═══ DATASET CONTENT

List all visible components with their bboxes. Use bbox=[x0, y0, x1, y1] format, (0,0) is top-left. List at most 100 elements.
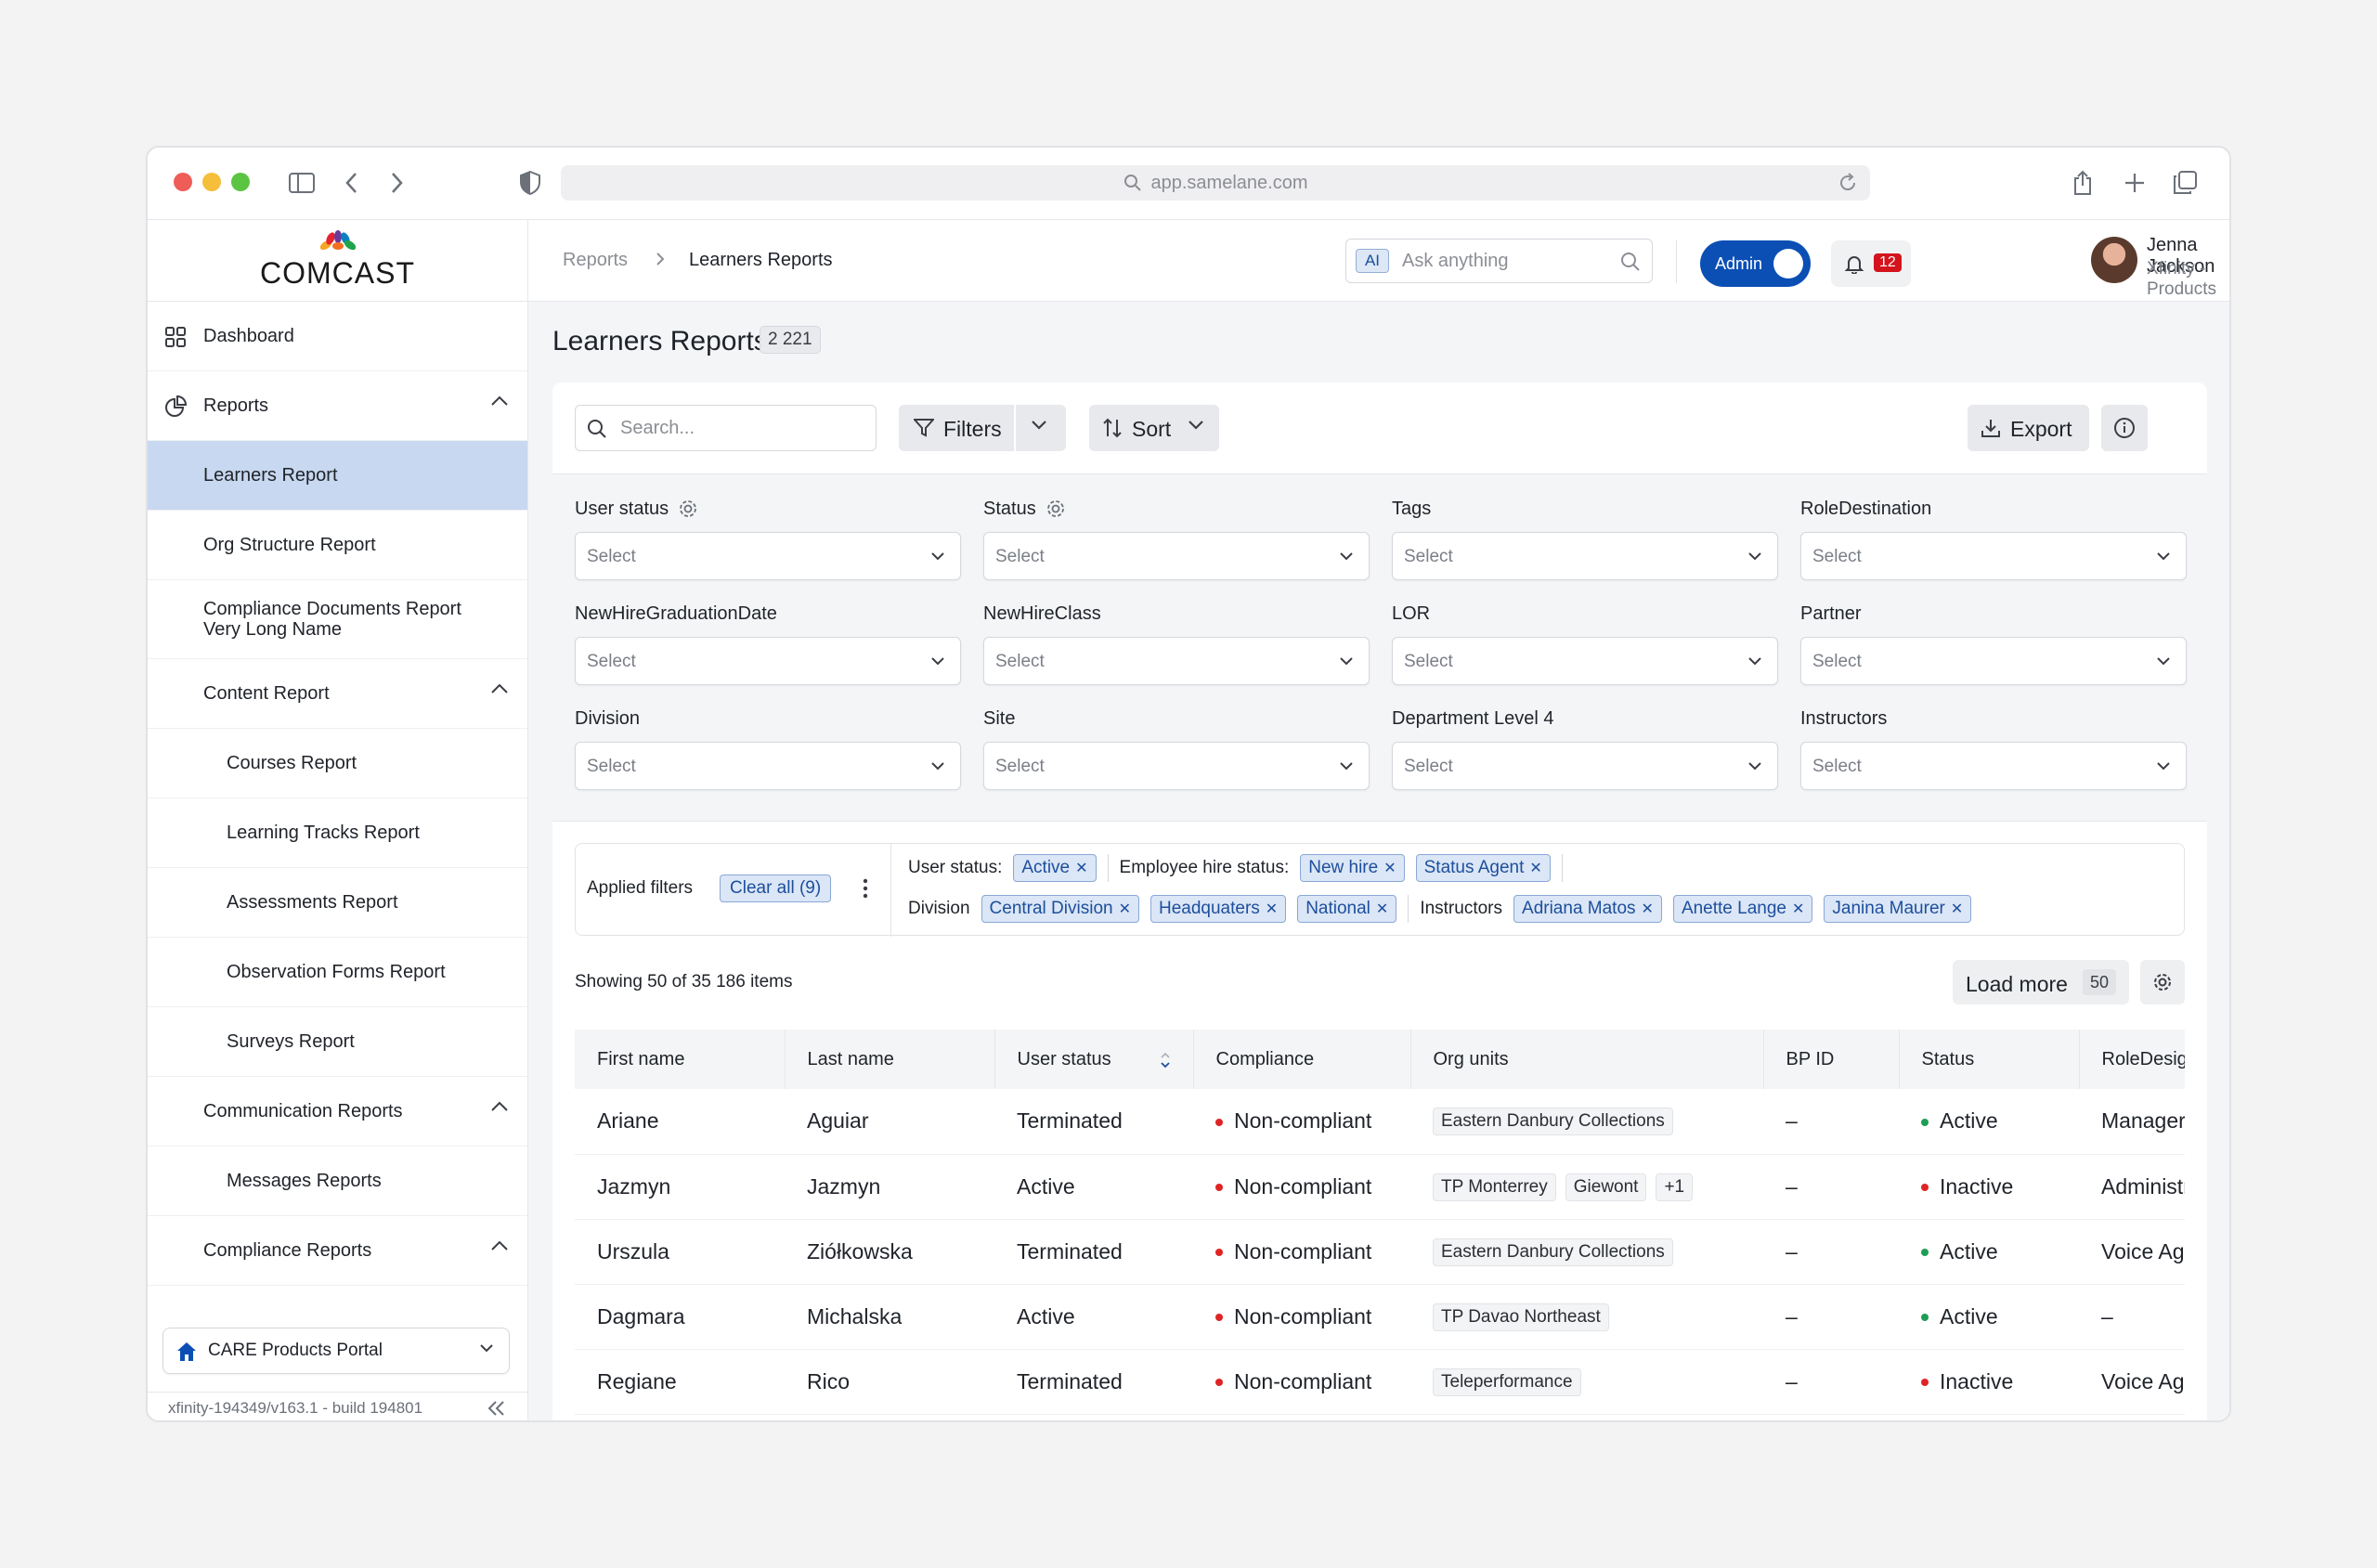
forward-icon[interactable] bbox=[382, 168, 411, 198]
column-header-last-name[interactable]: Last name bbox=[785, 1030, 995, 1089]
filter-chip[interactable]: National ✕ bbox=[1297, 895, 1397, 923]
sidebar-item-learners-report[interactable]: Learners Report bbox=[148, 441, 527, 511]
filter-chip[interactable]: New hire ✕ bbox=[1300, 854, 1405, 882]
reload-icon[interactable] bbox=[1837, 172, 1859, 194]
chevron-up-icon[interactable] bbox=[490, 1240, 509, 1251]
export-button[interactable]: Export bbox=[1968, 405, 2089, 451]
column-header-org-units[interactable]: Org units bbox=[1410, 1030, 1764, 1089]
filter-chip[interactable]: Central Division ✕ bbox=[981, 895, 1139, 923]
org-unit-more-tag[interactable]: +1 bbox=[1656, 1173, 1694, 1201]
filter-chip[interactable]: Status Agent ✕ bbox=[1415, 854, 1551, 882]
sidebar-item-org-structure-report[interactable]: Org Structure Report bbox=[148, 511, 527, 580]
filter-chip[interactable]: Janina Maurer ✕ bbox=[1824, 895, 1972, 923]
back-icon[interactable] bbox=[337, 168, 367, 198]
tabs-overview-icon[interactable] bbox=[2170, 168, 2200, 198]
close-icon[interactable]: ✕ bbox=[1529, 859, 1541, 877]
shield-icon[interactable] bbox=[515, 168, 545, 198]
filter-chip[interactable]: Active ✕ bbox=[1013, 854, 1097, 882]
sidebar-item-messages-reports[interactable]: Messages Reports bbox=[148, 1147, 527, 1216]
sort-icon[interactable] bbox=[1160, 1050, 1171, 1070]
user-status-select[interactable]: Select bbox=[575, 532, 961, 580]
close-icon[interactable]: ✕ bbox=[1075, 859, 1087, 877]
sidebar-item-compliance-reports[interactable]: Compliance Reports bbox=[148, 1216, 527, 1286]
close-icon[interactable]: ✕ bbox=[1642, 900, 1654, 918]
close-window-button[interactable] bbox=[174, 173, 192, 191]
table-row[interactable]: Dagmara Michalska Active Non-compliant T… bbox=[575, 1284, 2185, 1350]
sidebar-item-communication-reports[interactable]: Communication Reports bbox=[148, 1077, 527, 1147]
new-hire-graduation-date-select[interactable]: Select bbox=[575, 637, 961, 685]
chevron-down-icon[interactable] bbox=[1031, 420, 1047, 431]
top-bar: Reports Learners Reports AI Admin 12 Jen… bbox=[528, 220, 2229, 302]
table-row[interactable]: Regiane Rico Terminated Non-compliant Te… bbox=[575, 1349, 2185, 1415]
info-button[interactable] bbox=[2101, 405, 2148, 451]
search-icon[interactable] bbox=[1620, 252, 1641, 272]
close-icon[interactable]: ✕ bbox=[1119, 900, 1131, 918]
search-input[interactable] bbox=[620, 406, 862, 450]
cell-last-name: Aguiar bbox=[785, 1089, 994, 1155]
avatar[interactable] bbox=[2091, 237, 2137, 283]
sidebar-item-assessments-report[interactable]: Assessments Report bbox=[148, 868, 527, 938]
instructors-select[interactable]: Select bbox=[1800, 742, 2187, 790]
sidebar-item-reports[interactable]: Reports bbox=[148, 371, 527, 441]
close-icon[interactable]: ✕ bbox=[1266, 900, 1278, 918]
chevron-up-icon[interactable] bbox=[490, 1101, 509, 1112]
load-more-button[interactable]: Load more 50 bbox=[1953, 960, 2129, 1004]
close-icon[interactable]: ✕ bbox=[1951, 900, 1963, 918]
admin-toggle[interactable]: Admin bbox=[1700, 240, 1811, 287]
table-row[interactable]: Ariane Aguiar Terminated Non-compliant E… bbox=[575, 1089, 2185, 1155]
clear-all-button[interactable]: Clear all (9) bbox=[720, 875, 832, 902]
chevron-up-icon[interactable] bbox=[490, 683, 509, 694]
partner-select[interactable]: Select bbox=[1800, 637, 2187, 685]
table-row[interactable]: Urszula Ziółkowska Terminated Non-compli… bbox=[575, 1219, 2185, 1285]
close-icon[interactable]: ✕ bbox=[1376, 900, 1388, 918]
sidebar-item-dashboard[interactable]: Dashboard bbox=[148, 302, 527, 371]
lor-select[interactable]: Select bbox=[1392, 637, 1778, 685]
cell-user-status: Terminated bbox=[994, 1089, 1193, 1155]
gear-icon[interactable] bbox=[1046, 499, 1066, 519]
role-destination-select[interactable]: Select bbox=[1800, 532, 2187, 580]
column-header-user-status[interactable]: User status bbox=[994, 1030, 1194, 1089]
filter-chip[interactable]: Headquaters ✕ bbox=[1150, 895, 1287, 923]
site-select[interactable]: Select bbox=[983, 742, 1370, 790]
chevron-up-icon[interactable] bbox=[490, 395, 509, 407]
share-icon[interactable] bbox=[2068, 168, 2098, 198]
maximize-window-button[interactable] bbox=[231, 173, 250, 191]
sort-button[interactable]: Sort bbox=[1089, 405, 1219, 451]
address-bar[interactable]: app.samelane.com bbox=[561, 165, 1870, 201]
new-hire-class-select[interactable]: Select bbox=[983, 637, 1370, 685]
division-select[interactable]: Select bbox=[575, 742, 961, 790]
more-vertical-icon[interactable] bbox=[862, 877, 869, 900]
close-icon[interactable]: ✕ bbox=[1383, 859, 1396, 877]
filters-button[interactable]: Filters bbox=[899, 405, 1066, 451]
close-icon[interactable]: ✕ bbox=[1792, 900, 1804, 918]
tags-select[interactable]: Select bbox=[1392, 532, 1778, 580]
department-level-4-select[interactable]: Select bbox=[1392, 742, 1778, 790]
breadcrumb-reports[interactable]: Reports bbox=[563, 250, 628, 271]
column-header-role-designation[interactable]: RoleDesignation bbox=[2079, 1030, 2185, 1089]
column-header-status[interactable]: Status bbox=[1899, 1030, 2080, 1089]
sidebar-item-content-report[interactable]: Content Report bbox=[148, 659, 527, 729]
table-settings-button[interactable] bbox=[2140, 960, 2185, 1004]
portal-selector[interactable]: CARE Products Portal bbox=[162, 1328, 510, 1374]
sidebar-item-learning-tracks-report[interactable]: Learning Tracks Report bbox=[148, 798, 527, 868]
sidebar-item-surveys-report[interactable]: Surveys Report bbox=[148, 1007, 527, 1077]
minimize-window-button[interactable] bbox=[202, 173, 221, 191]
gear-icon[interactable] bbox=[678, 499, 698, 519]
sidebar-item-observation-forms-report[interactable]: Observation Forms Report bbox=[148, 938, 527, 1007]
sidebar-item-courses-report[interactable]: Courses Report bbox=[148, 729, 527, 798]
comcast-logo[interactable]: COMCAST bbox=[148, 220, 527, 302]
column-header-first-name[interactable]: First name bbox=[575, 1030, 786, 1089]
sidebar-toggle-icon[interactable] bbox=[287, 168, 317, 198]
new-tab-icon[interactable] bbox=[2120, 168, 2150, 198]
sidebar-item-compliance-documents-report[interactable]: Compliance Documents Report Very Long Na… bbox=[148, 580, 527, 659]
ask-anything-input[interactable] bbox=[1402, 240, 1616, 282]
column-header-compliance[interactable]: Compliance bbox=[1193, 1030, 1411, 1089]
compliance-text: Non-compliant bbox=[1234, 1368, 1372, 1393]
notifications-button[interactable]: 12 bbox=[1831, 240, 1911, 287]
filter-chip[interactable]: Adriana Matos ✕ bbox=[1513, 895, 1662, 923]
status-select[interactable]: Select bbox=[983, 532, 1370, 580]
table-row[interactable]: Jazmyn Jazmyn Active Non-compliant TP Mo… bbox=[575, 1154, 2185, 1220]
filter-chip[interactable]: Anette Lange ✕ bbox=[1672, 895, 1813, 923]
collapse-sidebar-icon[interactable] bbox=[487, 1400, 506, 1417]
column-header-bp-id[interactable]: BP ID bbox=[1763, 1030, 1900, 1089]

══════

• **WHAT IS EXPECTED**:
Copy the lines of the material word for word, beginning at the line that contains "forward-icon[interactable] bbox=[382, 168, 411, 198]" and stopping after the line that contains "sidebar-item-org-structure-report[interactable]: Org Structure".

• **SOLUTION BELOW**:
forward-icon[interactable] bbox=[382, 168, 411, 198]
column-header-last-name[interactable]: Last name bbox=[785, 1030, 995, 1089]
filter-chip[interactable]: National ✕ bbox=[1297, 895, 1397, 923]
sidebar-item-learners-report[interactable]: Learners Report bbox=[148, 441, 527, 511]
filter-chip[interactable]: New hire ✕ bbox=[1300, 854, 1405, 882]
reload-icon[interactable] bbox=[1837, 172, 1859, 194]
chevron-up-icon[interactable] bbox=[490, 1240, 509, 1251]
export-button[interactable]: Export bbox=[1968, 405, 2089, 451]
column-header-org-units[interactable]: Org units bbox=[1410, 1030, 1764, 1089]
filter-chip[interactable]: Central Division ✕ bbox=[981, 895, 1139, 923]
org-unit-more-tag[interactable]: +1 bbox=[1656, 1173, 1694, 1201]
filter-chip[interactable]: Status Agent ✕ bbox=[1415, 854, 1551, 882]
sidebar-item-org-structure-report[interactable]: Org Structure Report bbox=[148, 511, 527, 580]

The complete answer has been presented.